## WORK TO BE COMPLETED
Reproduce each line of the listing exactly.

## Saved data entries
— Begin —

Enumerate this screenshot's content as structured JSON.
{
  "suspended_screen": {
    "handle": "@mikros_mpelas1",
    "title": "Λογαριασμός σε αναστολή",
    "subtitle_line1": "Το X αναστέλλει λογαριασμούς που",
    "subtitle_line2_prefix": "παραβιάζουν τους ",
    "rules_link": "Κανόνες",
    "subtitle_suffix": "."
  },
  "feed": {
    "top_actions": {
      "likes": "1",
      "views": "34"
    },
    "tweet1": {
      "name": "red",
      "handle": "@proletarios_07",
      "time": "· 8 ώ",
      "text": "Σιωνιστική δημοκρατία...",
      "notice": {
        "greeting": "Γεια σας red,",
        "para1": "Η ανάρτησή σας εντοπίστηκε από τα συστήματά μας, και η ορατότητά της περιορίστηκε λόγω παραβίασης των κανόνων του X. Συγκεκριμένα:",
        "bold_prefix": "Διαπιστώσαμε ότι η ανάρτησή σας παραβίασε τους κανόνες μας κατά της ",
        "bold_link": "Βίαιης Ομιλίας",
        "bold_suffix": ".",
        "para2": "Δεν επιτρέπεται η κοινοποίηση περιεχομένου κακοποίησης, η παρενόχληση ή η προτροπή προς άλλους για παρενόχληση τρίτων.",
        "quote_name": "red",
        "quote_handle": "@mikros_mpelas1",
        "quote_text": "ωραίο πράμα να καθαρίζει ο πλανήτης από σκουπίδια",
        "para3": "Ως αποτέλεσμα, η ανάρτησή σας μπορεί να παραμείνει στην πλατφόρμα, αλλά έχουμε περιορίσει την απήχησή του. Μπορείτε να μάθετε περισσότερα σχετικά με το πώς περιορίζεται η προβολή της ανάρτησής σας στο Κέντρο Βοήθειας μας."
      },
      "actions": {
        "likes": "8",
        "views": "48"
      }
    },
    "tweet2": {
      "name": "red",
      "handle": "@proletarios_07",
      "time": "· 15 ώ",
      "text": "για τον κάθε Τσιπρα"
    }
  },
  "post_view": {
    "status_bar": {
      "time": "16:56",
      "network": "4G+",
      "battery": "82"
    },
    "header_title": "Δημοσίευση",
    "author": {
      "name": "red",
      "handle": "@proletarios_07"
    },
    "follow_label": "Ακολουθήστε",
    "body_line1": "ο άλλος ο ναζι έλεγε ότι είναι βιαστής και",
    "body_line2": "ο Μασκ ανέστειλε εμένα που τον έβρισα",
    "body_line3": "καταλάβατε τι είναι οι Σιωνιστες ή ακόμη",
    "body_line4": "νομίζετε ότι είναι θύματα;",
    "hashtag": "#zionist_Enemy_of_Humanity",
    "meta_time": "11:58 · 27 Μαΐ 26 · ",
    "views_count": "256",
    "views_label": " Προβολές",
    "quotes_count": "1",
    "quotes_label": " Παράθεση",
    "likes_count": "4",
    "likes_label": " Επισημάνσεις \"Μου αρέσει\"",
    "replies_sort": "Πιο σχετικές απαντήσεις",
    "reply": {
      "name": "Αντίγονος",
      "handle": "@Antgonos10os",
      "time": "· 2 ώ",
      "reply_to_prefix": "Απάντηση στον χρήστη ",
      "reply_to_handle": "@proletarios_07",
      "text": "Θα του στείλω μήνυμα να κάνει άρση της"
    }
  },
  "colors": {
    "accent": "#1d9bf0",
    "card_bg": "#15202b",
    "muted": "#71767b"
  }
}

— End —

## SOLUTION TO THIS TASK
Enumerate this screenshot's content as structured JSON.
{
  "suspended_screen": {
    "handle": "@mikros_mpelas1",
    "title": "Λογαριασμός σε αναστολή",
    "subtitle_line1": "Το X αναστέλλει λογαριασμούς που",
    "subtitle_line2_prefix": "παραβιάζουν τους ",
    "rules_link": "Κανόνες",
    "subtitle_suffix": "."
  },
  "feed": {
    "top_actions": {
      "likes": "1",
      "views": "34"
    },
    "tweet1": {
      "name": "red",
      "handle": "@proletarios_07",
      "time": "· 8 ώ",
      "text": "Σιωνιστική δημοκρατία...",
      "notice": {
        "greeting": "Γεια σας red,",
        "para1": "Η ανάρτησή σας εντοπίστηκε από τα συστήματά μας, και η ορατότητά της περιορίστηκε λόγω παραβίασης των κανόνων του X. Συγκεκριμένα:",
        "bold_prefix": "Διαπιστώσαμε ότι η ανάρτησή σας παραβίασε τους κανόνες μας κατά της ",
        "bold_link": "Βίαιης Ομιλίας",
        "bold_suffix": ".",
        "para2": "Δεν επιτρέπεται η κοινοποίηση περιεχομένου κακοποίησης, η παρενόχληση ή η προτροπή προς άλλους για παρενόχληση τρίτων.",
        "quote_name": "red",
        "quote_handle": "@mikros_mpelas1",
        "quote_text": "ωραίο πράμα να καθαρίζει ο πλανήτης από σκουπίδια",
        "para3": "Ως αποτέλεσμα, η ανάρτησή σας μπορεί να παραμείνει στην πλατφόρμα, αλλά έχουμε περιορίσει την απήχησή του. Μπορείτε να μάθετε περισσότερα σχετικά με το πώς περιορίζεται η προβολή της ανάρτησής σας στο Κέντρο Βοήθειας μας."
      },
      "actions": {
        "likes": "8",
        "views": "48"
      }
    },
    "tweet2": {
      "name": "red",
      "handle": "@proletarios_07",
      "time": "· 15 ώ",
      "text": "για τον κάθε Τσιπρα"
    }
  },
  "post_view": {
    "status_bar": {
      "time": "16:56",
      "network": "4G+",
      "battery": "82"
    },
    "header_title": "Δημοσίευση",
    "author": {
      "name": "red",
      "handle": "@proletarios_07"
    },
    "follow_label": "Ακολουθήστε",
    "body_line1": "ο άλλος ο ναζι έλεγε ότι είναι βιαστής και",
    "body_line2": "ο Μασκ ανέστειλε εμένα που τον έβρισα",
    "body_line3": "καταλάβατε τι είναι οι Σιωνιστες ή ακόμη",
    "body_line4": "νομίζετε ότι είναι θύματα;",
    "hashtag": "#zionist_Enemy_of_Humanity",
    "meta_time": "11:58 · 27 Μαΐ 26 · ",
    "views_count": "256",
    "views_label": " Προβολές",
    "quotes_count": "1",
    "quotes_label": " Παράθεση",
    "likes_count": "4",
    "likes_label": " Επισημάνσεις \"Μου αρέσει\"",
    "replies_sort": "Πιο σχετικές απαντήσεις",
    "reply": {
      "name": "Αντίγονος",
      "handle": "@Antgonos10os",
      "time": "· 2 ώ",
      "reply_to_prefix": "Απάντηση στον χρήστη ",
      "reply_to_handle": "@proletarios_07",
      "text": "Θα του στείλω μήνυμα να κάνει άρση της"
    }
  },
  "colors": {
    "accent": "#1d9bf0",
    "card_bg": "#15202b",
    "muted": "#71767b"
  }
}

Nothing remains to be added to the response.